== Information supplied ==
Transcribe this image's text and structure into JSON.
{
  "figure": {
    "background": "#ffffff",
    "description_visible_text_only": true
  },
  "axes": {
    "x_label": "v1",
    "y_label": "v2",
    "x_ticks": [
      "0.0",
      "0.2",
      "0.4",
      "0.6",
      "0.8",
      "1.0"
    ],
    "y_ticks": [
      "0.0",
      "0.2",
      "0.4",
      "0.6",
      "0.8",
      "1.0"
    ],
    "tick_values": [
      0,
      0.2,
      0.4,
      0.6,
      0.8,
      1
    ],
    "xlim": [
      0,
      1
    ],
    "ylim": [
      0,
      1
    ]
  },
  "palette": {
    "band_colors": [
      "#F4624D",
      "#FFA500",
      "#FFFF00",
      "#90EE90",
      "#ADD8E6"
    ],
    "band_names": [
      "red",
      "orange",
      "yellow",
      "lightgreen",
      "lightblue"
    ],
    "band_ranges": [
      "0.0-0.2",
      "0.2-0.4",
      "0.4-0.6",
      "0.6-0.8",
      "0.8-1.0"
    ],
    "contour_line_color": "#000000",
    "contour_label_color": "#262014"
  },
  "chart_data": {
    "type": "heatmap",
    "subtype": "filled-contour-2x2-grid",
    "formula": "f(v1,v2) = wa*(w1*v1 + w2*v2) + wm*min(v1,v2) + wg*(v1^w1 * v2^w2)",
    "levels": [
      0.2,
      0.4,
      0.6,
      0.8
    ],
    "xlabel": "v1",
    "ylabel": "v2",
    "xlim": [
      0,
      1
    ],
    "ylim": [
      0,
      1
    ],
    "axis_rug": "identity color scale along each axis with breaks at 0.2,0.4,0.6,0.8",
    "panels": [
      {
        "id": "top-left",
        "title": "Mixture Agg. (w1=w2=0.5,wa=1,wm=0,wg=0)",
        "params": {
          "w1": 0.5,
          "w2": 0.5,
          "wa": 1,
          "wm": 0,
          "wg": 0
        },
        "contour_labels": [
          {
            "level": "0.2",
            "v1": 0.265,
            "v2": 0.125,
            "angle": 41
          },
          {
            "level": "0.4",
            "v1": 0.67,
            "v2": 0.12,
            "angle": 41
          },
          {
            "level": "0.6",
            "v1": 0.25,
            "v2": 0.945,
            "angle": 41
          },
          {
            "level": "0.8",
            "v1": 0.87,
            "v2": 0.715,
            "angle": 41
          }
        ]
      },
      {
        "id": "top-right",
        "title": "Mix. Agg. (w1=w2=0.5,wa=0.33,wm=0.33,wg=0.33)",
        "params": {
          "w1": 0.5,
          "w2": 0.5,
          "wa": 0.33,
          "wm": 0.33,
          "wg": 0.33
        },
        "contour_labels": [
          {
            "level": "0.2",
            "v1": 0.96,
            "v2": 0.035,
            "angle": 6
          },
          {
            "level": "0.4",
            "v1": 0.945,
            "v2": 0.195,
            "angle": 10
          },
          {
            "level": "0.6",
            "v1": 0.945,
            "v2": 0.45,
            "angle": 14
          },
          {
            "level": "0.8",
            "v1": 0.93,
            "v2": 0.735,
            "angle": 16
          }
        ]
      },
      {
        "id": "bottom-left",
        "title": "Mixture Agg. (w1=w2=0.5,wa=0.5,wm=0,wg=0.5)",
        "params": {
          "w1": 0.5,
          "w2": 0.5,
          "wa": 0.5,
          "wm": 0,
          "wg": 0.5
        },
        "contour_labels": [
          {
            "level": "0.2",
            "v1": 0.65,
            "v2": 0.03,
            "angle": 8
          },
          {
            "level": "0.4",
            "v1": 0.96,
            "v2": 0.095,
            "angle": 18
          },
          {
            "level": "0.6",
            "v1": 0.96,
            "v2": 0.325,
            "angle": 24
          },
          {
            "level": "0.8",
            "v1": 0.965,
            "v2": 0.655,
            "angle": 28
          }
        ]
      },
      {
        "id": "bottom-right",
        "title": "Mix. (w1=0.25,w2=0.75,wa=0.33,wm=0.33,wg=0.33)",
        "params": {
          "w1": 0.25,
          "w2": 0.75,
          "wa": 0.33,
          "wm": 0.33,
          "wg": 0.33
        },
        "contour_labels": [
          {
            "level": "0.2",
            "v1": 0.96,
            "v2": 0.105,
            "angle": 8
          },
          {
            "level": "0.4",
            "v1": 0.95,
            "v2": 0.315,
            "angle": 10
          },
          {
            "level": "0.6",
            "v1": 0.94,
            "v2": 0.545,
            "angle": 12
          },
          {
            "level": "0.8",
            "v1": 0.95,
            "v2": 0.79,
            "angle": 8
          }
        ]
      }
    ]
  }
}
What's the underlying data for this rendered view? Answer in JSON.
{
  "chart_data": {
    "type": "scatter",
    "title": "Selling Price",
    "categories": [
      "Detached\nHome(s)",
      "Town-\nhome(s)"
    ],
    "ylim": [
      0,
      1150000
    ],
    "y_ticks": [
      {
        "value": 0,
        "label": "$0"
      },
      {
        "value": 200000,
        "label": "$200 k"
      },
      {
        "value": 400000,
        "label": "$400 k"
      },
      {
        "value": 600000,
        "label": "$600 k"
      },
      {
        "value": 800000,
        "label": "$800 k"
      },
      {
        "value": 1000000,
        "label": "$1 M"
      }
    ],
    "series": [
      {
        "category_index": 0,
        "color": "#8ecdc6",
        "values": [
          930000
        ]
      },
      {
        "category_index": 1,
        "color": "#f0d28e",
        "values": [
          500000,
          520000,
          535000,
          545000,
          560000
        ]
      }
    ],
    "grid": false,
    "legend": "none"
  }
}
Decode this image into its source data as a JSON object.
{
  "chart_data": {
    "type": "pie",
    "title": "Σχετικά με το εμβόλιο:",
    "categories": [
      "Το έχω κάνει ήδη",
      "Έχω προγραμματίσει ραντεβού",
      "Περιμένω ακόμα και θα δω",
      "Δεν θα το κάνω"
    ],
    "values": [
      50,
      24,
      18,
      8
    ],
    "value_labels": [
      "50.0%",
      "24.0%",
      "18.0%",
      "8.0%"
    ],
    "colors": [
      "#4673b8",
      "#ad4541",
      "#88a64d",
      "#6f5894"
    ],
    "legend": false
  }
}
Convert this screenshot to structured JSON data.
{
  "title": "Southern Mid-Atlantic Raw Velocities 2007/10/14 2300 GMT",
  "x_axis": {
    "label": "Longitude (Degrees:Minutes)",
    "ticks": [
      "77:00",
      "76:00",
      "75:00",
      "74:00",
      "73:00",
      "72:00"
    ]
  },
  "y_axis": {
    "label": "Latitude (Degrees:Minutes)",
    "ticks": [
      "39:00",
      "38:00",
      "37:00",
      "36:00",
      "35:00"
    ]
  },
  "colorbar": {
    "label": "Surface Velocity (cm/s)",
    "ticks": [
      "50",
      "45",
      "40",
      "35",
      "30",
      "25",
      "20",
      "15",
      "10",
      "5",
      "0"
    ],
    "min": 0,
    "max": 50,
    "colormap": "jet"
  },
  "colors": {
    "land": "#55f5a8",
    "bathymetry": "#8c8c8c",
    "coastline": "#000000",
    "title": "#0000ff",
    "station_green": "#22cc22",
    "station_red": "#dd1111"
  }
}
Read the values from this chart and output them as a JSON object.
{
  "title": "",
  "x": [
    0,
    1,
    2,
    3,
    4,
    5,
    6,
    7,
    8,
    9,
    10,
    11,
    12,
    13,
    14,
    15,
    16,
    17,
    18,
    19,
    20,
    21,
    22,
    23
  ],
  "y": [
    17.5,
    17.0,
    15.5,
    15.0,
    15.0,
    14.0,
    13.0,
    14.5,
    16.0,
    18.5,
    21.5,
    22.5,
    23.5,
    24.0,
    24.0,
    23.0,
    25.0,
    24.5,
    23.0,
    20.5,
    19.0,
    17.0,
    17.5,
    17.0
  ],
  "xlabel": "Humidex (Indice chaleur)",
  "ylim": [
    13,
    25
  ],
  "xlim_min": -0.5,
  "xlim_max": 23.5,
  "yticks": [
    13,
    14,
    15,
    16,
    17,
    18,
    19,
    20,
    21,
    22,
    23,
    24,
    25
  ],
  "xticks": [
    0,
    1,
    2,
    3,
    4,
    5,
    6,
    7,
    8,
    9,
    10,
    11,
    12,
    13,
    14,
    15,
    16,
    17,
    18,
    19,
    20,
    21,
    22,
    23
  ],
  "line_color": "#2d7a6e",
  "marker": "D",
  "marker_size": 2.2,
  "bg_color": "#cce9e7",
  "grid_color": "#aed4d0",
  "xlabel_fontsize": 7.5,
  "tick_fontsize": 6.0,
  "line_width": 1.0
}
===
### Job
Show every line that contains the word "this".

### Solution below
Transcribe this image's text and structure into JSON.
What's the underlying data for this rendered view? Answer in JSON.
Decode this image into its source data as a JSON object.
Convert this screenshot to structured JSON data.
Read the values from this chart and output them as a JSON object.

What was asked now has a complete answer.